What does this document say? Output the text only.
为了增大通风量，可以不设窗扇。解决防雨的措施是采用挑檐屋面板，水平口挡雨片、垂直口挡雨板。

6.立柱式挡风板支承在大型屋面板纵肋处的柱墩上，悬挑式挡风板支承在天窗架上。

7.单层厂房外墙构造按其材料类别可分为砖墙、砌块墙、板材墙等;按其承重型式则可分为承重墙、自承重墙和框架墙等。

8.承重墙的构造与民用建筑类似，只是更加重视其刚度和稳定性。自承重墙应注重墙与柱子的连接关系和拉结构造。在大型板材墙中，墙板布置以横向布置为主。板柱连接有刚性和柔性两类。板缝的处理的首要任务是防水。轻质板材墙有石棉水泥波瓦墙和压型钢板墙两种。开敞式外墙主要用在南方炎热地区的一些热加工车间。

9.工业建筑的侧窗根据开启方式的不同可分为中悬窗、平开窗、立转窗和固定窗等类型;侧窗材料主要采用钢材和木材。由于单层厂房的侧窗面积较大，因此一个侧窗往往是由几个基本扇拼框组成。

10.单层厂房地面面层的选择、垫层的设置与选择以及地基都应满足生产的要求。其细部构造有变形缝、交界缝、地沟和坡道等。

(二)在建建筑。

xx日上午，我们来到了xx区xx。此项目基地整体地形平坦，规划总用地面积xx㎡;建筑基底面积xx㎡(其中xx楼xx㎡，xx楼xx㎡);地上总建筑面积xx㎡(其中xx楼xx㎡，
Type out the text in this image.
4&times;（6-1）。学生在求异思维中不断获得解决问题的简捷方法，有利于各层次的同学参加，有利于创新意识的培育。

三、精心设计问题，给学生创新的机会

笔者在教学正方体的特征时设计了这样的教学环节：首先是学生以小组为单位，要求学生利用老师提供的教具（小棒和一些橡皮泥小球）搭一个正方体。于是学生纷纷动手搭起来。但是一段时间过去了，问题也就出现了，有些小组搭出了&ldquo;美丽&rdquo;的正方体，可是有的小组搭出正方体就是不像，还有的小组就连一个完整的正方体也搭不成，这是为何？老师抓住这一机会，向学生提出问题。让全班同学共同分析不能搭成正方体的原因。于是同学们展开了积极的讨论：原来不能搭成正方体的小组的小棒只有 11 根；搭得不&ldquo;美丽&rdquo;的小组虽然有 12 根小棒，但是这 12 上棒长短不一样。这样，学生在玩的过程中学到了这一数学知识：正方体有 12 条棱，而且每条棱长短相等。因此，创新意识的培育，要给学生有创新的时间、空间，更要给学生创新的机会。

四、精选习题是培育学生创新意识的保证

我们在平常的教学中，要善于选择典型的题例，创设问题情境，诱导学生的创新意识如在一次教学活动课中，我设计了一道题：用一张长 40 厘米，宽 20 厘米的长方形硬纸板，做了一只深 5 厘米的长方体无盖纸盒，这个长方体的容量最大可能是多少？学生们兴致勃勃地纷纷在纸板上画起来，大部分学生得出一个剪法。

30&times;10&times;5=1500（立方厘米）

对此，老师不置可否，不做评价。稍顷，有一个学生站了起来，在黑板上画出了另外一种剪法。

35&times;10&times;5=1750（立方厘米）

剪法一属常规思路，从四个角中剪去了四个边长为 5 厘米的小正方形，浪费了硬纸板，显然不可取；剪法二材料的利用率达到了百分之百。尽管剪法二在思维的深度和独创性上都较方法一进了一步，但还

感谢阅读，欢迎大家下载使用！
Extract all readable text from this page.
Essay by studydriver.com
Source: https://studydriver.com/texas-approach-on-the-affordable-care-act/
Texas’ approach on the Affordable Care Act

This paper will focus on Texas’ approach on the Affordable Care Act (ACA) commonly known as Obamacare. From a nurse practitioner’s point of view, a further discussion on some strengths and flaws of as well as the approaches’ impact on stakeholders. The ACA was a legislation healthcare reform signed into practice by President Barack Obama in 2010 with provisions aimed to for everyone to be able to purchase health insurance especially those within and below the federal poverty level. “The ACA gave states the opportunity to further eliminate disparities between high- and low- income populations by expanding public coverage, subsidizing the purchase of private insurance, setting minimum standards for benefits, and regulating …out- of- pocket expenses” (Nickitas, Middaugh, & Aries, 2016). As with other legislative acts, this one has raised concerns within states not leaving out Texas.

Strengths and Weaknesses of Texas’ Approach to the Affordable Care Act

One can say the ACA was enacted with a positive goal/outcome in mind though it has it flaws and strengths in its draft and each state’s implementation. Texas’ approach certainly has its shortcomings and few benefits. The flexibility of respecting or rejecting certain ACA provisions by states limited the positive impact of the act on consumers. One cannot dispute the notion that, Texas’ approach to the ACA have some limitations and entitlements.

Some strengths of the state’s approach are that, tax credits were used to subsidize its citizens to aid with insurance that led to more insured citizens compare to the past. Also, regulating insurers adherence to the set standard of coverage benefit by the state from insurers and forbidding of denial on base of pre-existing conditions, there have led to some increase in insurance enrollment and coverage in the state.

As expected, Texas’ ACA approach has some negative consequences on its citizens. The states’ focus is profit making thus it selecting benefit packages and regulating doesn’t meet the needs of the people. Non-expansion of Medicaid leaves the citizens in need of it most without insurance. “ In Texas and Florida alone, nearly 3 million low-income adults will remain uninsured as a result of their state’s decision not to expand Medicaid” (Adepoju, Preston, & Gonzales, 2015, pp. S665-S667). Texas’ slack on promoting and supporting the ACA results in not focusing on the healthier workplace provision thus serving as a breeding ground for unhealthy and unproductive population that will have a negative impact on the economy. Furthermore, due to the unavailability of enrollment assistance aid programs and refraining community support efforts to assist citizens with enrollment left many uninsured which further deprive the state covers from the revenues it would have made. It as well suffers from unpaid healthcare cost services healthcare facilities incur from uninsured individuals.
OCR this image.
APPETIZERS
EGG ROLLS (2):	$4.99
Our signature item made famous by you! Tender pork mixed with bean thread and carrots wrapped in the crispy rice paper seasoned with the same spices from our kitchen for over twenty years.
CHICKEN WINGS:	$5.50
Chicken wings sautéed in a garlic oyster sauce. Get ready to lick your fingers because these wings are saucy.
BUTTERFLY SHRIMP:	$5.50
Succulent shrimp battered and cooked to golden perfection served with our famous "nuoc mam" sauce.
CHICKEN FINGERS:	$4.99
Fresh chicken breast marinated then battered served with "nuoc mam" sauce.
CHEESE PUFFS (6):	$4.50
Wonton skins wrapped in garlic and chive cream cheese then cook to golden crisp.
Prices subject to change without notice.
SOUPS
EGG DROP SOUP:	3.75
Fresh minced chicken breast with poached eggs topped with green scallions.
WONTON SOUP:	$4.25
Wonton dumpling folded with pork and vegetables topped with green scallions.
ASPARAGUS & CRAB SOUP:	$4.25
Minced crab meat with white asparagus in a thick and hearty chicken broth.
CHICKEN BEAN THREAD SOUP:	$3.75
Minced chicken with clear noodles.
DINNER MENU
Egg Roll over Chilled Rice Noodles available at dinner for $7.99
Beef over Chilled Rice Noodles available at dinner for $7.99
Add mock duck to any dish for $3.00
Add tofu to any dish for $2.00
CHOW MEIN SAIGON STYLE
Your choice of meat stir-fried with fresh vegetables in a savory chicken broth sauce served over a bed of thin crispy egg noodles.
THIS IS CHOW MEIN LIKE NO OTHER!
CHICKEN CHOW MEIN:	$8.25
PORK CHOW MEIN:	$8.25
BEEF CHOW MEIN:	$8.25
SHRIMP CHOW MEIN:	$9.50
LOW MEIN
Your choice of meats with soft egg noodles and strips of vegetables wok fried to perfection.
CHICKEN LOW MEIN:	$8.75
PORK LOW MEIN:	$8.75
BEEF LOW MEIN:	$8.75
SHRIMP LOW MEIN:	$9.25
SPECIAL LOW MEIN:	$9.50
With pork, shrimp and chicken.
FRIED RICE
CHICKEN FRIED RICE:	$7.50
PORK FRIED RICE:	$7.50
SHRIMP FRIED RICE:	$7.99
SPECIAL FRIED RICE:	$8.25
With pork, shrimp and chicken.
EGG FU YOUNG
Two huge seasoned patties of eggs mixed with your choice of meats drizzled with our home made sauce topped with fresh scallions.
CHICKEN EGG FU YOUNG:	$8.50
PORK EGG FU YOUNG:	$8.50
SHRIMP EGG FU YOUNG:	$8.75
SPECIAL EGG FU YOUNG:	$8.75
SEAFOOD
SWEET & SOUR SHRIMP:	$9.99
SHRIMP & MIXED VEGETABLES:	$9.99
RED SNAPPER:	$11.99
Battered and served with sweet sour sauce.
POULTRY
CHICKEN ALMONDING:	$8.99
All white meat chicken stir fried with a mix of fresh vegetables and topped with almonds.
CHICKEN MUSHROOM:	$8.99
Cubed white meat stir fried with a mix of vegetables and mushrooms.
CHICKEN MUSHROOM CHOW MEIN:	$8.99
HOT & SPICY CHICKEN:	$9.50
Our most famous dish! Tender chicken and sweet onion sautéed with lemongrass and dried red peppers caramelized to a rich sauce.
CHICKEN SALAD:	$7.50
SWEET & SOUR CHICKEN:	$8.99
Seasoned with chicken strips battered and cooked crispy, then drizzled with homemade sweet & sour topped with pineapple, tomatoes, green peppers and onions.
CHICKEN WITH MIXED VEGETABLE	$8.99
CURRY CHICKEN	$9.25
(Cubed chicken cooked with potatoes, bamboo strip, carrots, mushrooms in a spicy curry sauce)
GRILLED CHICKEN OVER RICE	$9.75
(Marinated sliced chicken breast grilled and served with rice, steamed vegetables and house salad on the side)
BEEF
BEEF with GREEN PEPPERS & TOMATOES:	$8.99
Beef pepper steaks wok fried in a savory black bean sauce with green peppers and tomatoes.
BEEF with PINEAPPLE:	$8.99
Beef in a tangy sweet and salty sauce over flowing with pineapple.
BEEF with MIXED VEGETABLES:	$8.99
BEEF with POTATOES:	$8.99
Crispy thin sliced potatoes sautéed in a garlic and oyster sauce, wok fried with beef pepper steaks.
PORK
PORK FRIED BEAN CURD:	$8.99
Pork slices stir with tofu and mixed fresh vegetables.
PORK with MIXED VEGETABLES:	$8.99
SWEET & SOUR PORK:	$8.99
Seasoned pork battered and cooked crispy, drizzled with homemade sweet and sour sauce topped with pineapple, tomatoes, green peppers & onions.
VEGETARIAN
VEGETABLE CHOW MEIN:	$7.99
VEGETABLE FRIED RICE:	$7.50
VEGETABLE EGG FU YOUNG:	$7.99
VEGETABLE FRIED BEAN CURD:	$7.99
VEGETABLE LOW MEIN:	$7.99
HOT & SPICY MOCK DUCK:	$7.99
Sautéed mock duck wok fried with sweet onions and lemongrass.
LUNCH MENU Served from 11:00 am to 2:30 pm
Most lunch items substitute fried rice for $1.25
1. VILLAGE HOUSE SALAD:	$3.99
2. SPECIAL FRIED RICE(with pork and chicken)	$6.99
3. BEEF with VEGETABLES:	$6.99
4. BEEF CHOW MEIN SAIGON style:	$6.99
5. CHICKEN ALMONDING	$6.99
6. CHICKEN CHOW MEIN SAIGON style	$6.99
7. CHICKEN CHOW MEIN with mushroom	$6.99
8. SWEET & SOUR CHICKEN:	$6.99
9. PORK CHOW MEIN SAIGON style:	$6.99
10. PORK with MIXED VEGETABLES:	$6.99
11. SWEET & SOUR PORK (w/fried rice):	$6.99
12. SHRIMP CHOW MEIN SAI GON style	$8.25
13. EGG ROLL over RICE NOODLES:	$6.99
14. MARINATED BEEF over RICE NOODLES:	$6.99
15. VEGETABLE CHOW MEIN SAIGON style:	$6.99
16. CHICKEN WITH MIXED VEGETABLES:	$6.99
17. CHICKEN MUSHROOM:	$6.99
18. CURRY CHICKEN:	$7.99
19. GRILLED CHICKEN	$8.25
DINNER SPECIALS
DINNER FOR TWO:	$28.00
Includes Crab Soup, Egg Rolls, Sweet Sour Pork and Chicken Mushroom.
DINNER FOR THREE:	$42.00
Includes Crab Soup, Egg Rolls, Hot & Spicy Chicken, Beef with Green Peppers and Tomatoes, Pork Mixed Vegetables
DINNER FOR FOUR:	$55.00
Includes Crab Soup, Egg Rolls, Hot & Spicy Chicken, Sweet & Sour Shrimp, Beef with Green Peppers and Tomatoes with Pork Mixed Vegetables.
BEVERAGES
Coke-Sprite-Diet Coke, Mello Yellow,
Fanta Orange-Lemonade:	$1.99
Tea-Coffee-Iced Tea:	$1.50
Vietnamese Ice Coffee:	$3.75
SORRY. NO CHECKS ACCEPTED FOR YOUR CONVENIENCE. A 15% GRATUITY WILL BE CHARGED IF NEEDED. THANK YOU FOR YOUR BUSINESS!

+ + + +

WRITTEN TASK:
Locate each line containing the string "CURD" and show it.

SOLUTION FOR THIS EXERCISE:
PORK FRIED BEAN CURD:	$8.99
VEGETABLE FRIED BEAN CURD:	$7.99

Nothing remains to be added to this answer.